## Short exercise
Restate, word for word, all of the material shown below.

## Records to use
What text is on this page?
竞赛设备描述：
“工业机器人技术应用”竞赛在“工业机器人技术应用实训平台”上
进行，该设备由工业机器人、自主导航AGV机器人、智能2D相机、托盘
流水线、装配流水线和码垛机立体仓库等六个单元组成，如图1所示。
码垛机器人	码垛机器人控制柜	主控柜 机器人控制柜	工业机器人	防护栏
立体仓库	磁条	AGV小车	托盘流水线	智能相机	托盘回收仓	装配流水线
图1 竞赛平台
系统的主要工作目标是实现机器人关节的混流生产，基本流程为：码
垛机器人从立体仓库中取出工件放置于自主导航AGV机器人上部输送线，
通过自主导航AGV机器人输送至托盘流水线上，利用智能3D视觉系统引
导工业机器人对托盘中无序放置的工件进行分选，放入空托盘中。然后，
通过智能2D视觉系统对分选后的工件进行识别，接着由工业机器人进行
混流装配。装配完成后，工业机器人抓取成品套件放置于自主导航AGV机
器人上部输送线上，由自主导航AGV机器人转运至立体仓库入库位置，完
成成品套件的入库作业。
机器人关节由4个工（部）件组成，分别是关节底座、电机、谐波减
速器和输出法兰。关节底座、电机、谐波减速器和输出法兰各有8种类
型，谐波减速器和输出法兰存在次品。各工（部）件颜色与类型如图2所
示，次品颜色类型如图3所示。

## Exercise solution
What text is on this page?
竞赛设备描述：
“工业机器人技术应用”竞赛在“工业机器人技术应用实训平台”上
进行，该设备由工业机器人、自主导航AGV机器人、智能2D相机、托盘
流水线、装配流水线和码垛机立体仓库等六个单元组成，如图1所示。
码垛机器人	码垛机器人控制柜	主控柜 机器人控制柜	工业机器人	防护栏
立体仓库	磁条	AGV小车	托盘流水线	智能相机	托盘回收仓	装配流水线
图1 竞赛平台
系统的主要工作目标是实现机器人关节的混流生产，基本流程为：码
垛机器人从立体仓库中取出工件放置于自主导航AGV机器人上部输送线，
通过自主导航AGV机器人输送至托盘流水线上，利用智能3D视觉系统引
导工业机器人对托盘中无序放置的工件进行分选，放入空托盘中。然后，
通过智能2D视觉系统对分选后的工件进行识别，接着由工业机器人进行
混流装配。装配完成后，工业机器人抓取成品套件放置于自主导航AGV机
器人上部输送线上，由自主导航AGV机器人转运至立体仓库入库位置，完
成成品套件的入库作业。
机器人关节由4个工（部）件组成，分别是关节底座、电机、谐波减
速器和输出法兰。关节底座、电机、谐波减速器和输出法兰各有8种类
型，谐波减速器和输出法兰存在次品。各工（部）件颜色与类型如图2所
示，次品颜色类型如图3所示。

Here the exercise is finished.